■ **Given problem**:
Reproduce each line of the material precisely.

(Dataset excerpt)

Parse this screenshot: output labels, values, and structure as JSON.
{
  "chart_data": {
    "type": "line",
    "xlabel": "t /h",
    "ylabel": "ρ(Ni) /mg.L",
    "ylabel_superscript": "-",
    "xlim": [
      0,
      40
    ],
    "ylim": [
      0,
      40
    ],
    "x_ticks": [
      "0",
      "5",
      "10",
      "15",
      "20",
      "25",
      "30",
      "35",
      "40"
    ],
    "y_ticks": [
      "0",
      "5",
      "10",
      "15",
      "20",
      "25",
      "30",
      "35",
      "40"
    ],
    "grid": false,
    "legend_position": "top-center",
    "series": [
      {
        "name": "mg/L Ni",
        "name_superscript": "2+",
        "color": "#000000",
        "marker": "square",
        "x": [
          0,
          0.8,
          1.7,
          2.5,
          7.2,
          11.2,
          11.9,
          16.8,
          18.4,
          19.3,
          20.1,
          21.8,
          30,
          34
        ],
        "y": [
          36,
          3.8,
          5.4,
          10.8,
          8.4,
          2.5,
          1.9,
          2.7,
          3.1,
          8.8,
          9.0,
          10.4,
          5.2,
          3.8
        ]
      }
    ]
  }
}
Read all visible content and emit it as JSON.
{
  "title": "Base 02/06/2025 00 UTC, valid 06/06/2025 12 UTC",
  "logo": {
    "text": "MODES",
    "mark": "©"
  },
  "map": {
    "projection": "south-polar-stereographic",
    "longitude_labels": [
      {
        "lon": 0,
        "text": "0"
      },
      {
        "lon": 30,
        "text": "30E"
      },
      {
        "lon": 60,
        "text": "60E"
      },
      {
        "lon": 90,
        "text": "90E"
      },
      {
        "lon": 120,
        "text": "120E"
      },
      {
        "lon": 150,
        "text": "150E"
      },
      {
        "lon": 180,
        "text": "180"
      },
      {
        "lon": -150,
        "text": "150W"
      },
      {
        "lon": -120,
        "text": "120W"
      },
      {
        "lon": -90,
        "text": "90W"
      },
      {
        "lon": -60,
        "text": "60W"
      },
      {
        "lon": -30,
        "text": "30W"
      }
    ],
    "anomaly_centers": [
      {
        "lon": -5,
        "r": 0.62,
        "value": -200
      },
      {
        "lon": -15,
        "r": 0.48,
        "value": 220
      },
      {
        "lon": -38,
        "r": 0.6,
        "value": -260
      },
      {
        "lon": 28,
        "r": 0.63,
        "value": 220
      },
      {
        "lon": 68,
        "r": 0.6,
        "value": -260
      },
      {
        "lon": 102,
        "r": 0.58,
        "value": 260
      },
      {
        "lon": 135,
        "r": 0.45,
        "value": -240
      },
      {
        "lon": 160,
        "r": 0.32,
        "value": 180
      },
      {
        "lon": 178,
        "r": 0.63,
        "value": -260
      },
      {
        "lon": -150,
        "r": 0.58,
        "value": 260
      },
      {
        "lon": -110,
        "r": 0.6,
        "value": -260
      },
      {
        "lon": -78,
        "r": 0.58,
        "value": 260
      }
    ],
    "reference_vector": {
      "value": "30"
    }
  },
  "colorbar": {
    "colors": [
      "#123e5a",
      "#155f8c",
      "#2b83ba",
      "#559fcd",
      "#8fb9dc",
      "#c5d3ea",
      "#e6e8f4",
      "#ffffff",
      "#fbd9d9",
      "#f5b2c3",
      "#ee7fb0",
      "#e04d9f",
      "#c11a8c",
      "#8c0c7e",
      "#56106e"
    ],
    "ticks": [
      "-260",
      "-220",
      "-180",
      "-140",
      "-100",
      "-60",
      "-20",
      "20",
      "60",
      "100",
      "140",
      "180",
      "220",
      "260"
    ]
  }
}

■ **Exercise output**:
Parse this screenshot: output labels, values, and structure as JSON.
{
  "chart_data": {
    "type": "line",
    "xlabel": "t /h",
    "ylabel": "ρ(Ni) /mg.L",
    "ylabel_superscript": "-",
    "xlim": [
      0,
      40
    ],
    "ylim": [
      0,
      40
    ],
    "x_ticks": [
      "0",
      "5",
      "10",
      "15",
      "20",
      "25",
      "30",
      "35",
      "40"
    ],
    "y_ticks": [
      "0",
      "5",
      "10",
      "15",
      "20",
      "25",
      "30",
      "35",
      "40"
    ],
    "grid": false,
    "legend_position": "top-center",
    "series": [
      {
        "name": "mg/L Ni",
        "name_superscript": "2+",
        "color": "#000000",
        "marker": "square",
        "x": [
          0,
          0.8,
          1.7,
          2.5,
          7.2,
          11.2,
          11.9,
          16.8,
          18.4,
          19.3,
          20.1,
          21.8,
          30,
          34
        ],
        "y": [
          36,
          3.8,
          5.4,
          10.8,
          8.4,
          2.5,
          1.9,
          2.7,
          3.1,
          8.8,
          9.0,
          10.4,
          5.2,
          3.8
        ]
      }
    ]
  }
}
Read all visible content and emit it as JSON.
{
  "title": "Base 02/06/2025 00 UTC, valid 06/06/2025 12 UTC",
  "logo": {
    "text": "MODES",
    "mark": "©"
  },
  "map": {
    "projection": "south-polar-stereographic",
    "longitude_labels": [
      {
        "lon": 0,
        "text": "0"
      },
      {
        "lon": 30,
        "text": "30E"
      },
      {
        "lon": 60,
        "text": "60E"
      },
      {
        "lon": 90,
        "text": "90E"
      },
      {
        "lon": 120,
        "text": "120E"
      },
      {
        "lon": 150,
        "text": "150E"
      },
      {
        "lon": 180,
        "text": "180"
      },
      {
        "lon": -150,
        "text": "150W"
      },
      {
        "lon": -120,
        "text": "120W"
      },
      {
        "lon": -90,
        "text": "90W"
      },
      {
        "lon": -60,
        "text": "60W"
      },
      {
        "lon": -30,
        "text": "30W"
      }
    ],
    "anomaly_centers": [
      {
        "lon": -5,
        "r": 0.62,
        "value": -200
      },
      {
        "lon": -15,
        "r": 0.48,
        "value": 220
      },
      {
        "lon": -38,
        "r": 0.6,
        "value": -260
      },
      {
        "lon": 28,
        "r": 0.63,
        "value": 220
      },
      {
        "lon": 68,
        "r": 0.6,
        "value": -260
      },
      {
        "lon": 102,
        "r": 0.58,
        "value": 260
      },
      {
        "lon": 135,
        "r": 0.45,
        "value": -240
      },
      {
        "lon": 160,
        "r": 0.32,
        "value": 180
      },
      {
        "lon": 178,
        "r": 0.63,
        "value": -260
      },
      {
        "lon": -150,
        "r": 0.58,
        "value": 260
      },
      {
        "lon": -110,
        "r": 0.6,
        "value": -260
      },
      {
        "lon": -78,
        "r": 0.58,
        "value": 260
      }
    ],
    "reference_vector": {
      "value": "30"
    }
  },
  "colorbar": {
    "colors": [
      "#123e5a",
      "#155f8c",
      "#2b83ba",
      "#559fcd",
      "#8fb9dc",
      "#c5d3ea",
      "#e6e8f4",
      "#ffffff",
      "#fbd9d9",
      "#f5b2c3",
      "#ee7fb0",
      "#e04d9f",
      "#c11a8c",
      "#8c0c7e",
      "#56106e"
    ],
    "ticks": [
      "-260",
      "-220",
      "-180",
      "-140",
      "-100",
      "-60",
      "-20",
      "20",
      "60",
      "100",
      "140",
      "180",
      "220",
      "260"
    ]
  }
}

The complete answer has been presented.